## EXTRAIT
━━━

L’Ukraine cherche par tous les moyens à répondre l’invasion menée par la Russie. Le président ukrainien appelle à la mise en place d’une zone d’exclusion aérienne et d’un soutien aérien. Mais l’Otan, les Etats-Unis et certains pays européen ne sont pas prêts à fournir cette assistance-là.

Kyiv dénonce les méthodes employées par Moscou. Les autorités évoquent un crime de guerre après la destruction à Marioupol d’un hôpital pour enfants.

La justice internationale définit en terme précis les crimes de guerre et crimes contre l’humanité. Mais la poursuite de telles charges nécessite de longues et minutieuses enquêtes. Euronews a interrogé Marti Flacks, directrice du Human Rights Initiative du Center for Strategic and International Studies, pour évaluer les possibilités de poursuivre le président devant la justice internationale.

Euronews :

La Cour pénale internationale (CPI) a lancé une enquête sur d'éventuels crimes de guerre commis par la Russie en Ukraine. Mais poursuivre Vladimir Poutine semble encore très loin. Pourquoi est-ce si difficile de poursuivre le président russe ?

━━━

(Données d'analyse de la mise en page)
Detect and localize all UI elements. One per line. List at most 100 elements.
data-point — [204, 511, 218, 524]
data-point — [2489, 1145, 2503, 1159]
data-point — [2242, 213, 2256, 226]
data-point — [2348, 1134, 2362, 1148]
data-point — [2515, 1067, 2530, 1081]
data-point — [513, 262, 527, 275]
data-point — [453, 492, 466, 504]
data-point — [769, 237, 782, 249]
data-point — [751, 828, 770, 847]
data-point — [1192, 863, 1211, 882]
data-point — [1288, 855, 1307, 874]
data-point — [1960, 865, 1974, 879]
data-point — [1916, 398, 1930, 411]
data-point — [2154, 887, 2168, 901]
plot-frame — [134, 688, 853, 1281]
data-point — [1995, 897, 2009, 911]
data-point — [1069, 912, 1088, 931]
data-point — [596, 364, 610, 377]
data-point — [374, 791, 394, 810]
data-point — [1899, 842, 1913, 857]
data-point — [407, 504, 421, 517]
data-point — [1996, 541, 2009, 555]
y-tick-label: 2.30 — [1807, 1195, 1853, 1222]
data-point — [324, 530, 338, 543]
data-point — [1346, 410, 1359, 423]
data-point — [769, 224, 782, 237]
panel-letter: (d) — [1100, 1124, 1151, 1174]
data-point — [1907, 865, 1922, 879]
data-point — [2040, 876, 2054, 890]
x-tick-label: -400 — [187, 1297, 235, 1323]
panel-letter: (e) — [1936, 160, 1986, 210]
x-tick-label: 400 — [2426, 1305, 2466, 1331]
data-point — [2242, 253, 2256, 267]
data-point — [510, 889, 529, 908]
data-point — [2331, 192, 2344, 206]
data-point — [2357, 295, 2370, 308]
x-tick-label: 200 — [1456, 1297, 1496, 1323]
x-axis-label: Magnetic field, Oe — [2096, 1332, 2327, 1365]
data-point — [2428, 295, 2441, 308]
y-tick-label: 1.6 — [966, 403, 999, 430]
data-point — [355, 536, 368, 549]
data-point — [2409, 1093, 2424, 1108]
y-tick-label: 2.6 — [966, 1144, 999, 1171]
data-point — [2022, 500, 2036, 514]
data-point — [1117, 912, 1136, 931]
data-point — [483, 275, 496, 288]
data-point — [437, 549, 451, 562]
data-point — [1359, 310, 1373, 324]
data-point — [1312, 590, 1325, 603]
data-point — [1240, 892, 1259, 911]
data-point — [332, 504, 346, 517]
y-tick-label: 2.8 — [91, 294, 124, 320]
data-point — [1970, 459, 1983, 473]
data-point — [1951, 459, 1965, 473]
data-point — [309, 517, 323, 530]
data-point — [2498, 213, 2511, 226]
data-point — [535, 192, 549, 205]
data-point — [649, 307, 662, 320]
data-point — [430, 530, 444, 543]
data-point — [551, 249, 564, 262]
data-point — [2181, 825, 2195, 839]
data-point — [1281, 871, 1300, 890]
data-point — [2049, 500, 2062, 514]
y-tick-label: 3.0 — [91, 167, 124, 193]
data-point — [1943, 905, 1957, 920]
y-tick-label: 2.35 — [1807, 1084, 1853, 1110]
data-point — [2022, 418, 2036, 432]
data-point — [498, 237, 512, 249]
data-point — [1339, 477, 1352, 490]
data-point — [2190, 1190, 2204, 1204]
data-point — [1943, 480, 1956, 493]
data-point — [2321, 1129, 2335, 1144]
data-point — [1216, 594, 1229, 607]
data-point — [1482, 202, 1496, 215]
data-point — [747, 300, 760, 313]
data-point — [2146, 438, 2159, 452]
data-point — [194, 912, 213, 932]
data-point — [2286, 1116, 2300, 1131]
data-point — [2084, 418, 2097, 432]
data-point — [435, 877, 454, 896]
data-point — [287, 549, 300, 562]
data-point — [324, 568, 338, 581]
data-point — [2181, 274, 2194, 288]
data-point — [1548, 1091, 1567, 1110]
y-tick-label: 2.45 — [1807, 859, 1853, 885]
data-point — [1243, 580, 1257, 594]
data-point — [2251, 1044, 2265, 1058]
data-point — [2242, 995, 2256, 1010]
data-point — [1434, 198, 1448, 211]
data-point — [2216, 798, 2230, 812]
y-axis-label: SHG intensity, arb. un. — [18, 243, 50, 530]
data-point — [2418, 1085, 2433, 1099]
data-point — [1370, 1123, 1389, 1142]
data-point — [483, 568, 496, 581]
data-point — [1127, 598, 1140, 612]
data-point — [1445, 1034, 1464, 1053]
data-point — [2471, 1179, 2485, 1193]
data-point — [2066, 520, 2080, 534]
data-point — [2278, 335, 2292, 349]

━━━

## CONSIGNES DE L'EXERCICE
**A)** D'après l'extrait, quel établissement a été détruit à Marioupol ?
**B)** Transcrivez le passage de l'extrait compris entre "L’Ukraine cherche par" et "fournir cette assistance-là.", bornes incluses.
**C)** Traduisez en anglais cette phrase de l'extrait : « La Cour pénale internationale (CPI) a lancé une enquête sur d'éventuels crimes de guerre commis par la Russie en Ukraine. »
Les entrées ne servent à rien dans cet exercice.

## CORRIGÉ PAR CONSIGNE
**A)** Un hôpital pour enfants.

**B)**
L’Ukraine cherche par tous les moyens à répondre l’invasion menée par la Russie. Le président ukrainien appelle à la mise en place d’une zone d’exclusion aérienne et d’un soutien aérien. Mais l’Otan, les Etats-Unis et certains pays européen ne sont pas prêts à fournir cette assistance-là.

**C)** The International Criminal Court (ICC) has launched an investigation into possible war crimes committed by Russia in Ukraine.